WHAT TO DO
Gather all lines in the data that hold the string "JSON".
== EXTRACTED RECORDS ==
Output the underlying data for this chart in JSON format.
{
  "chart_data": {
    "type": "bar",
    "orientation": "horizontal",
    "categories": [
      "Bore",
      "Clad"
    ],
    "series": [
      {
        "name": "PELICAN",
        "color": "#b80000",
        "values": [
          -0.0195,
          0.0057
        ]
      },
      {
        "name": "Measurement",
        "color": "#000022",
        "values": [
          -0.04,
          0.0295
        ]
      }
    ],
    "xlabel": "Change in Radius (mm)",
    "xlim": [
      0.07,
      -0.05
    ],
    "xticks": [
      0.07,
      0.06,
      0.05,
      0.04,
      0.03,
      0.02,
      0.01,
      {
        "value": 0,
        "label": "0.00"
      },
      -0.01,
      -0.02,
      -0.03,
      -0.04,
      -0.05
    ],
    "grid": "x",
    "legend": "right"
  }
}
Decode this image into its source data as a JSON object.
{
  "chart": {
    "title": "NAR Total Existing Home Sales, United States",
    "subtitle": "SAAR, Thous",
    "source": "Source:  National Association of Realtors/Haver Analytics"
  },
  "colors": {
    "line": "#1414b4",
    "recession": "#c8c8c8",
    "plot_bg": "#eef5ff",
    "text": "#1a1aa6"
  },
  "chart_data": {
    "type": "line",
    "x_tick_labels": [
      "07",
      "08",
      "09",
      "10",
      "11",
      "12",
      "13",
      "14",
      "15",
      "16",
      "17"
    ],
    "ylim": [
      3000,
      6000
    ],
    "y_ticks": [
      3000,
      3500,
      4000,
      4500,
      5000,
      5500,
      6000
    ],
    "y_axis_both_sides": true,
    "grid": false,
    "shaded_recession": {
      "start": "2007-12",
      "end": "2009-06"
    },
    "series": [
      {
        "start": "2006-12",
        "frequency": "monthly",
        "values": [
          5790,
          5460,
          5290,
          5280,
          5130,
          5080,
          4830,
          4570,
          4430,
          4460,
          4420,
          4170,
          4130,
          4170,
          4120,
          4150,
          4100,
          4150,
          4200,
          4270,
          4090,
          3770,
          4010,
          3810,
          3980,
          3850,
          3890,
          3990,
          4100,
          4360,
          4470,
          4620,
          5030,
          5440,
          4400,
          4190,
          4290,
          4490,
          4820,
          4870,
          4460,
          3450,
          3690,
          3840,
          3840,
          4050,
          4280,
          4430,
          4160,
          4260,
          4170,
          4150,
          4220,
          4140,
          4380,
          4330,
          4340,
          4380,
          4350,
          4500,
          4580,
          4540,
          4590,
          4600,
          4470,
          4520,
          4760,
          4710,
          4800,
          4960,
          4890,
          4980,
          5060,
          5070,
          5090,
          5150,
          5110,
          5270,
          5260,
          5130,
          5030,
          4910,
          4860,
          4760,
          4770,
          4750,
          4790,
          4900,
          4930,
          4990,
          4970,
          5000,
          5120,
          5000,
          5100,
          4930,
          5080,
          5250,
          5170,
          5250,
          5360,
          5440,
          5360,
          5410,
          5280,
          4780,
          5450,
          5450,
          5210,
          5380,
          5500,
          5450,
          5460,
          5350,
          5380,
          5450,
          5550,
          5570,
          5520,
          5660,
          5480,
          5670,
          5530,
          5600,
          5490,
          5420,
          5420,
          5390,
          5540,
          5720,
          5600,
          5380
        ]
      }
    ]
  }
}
===
REPLY
Output the underlying data for this chart in JSON format.
Decode this image into its source data as a JSON object.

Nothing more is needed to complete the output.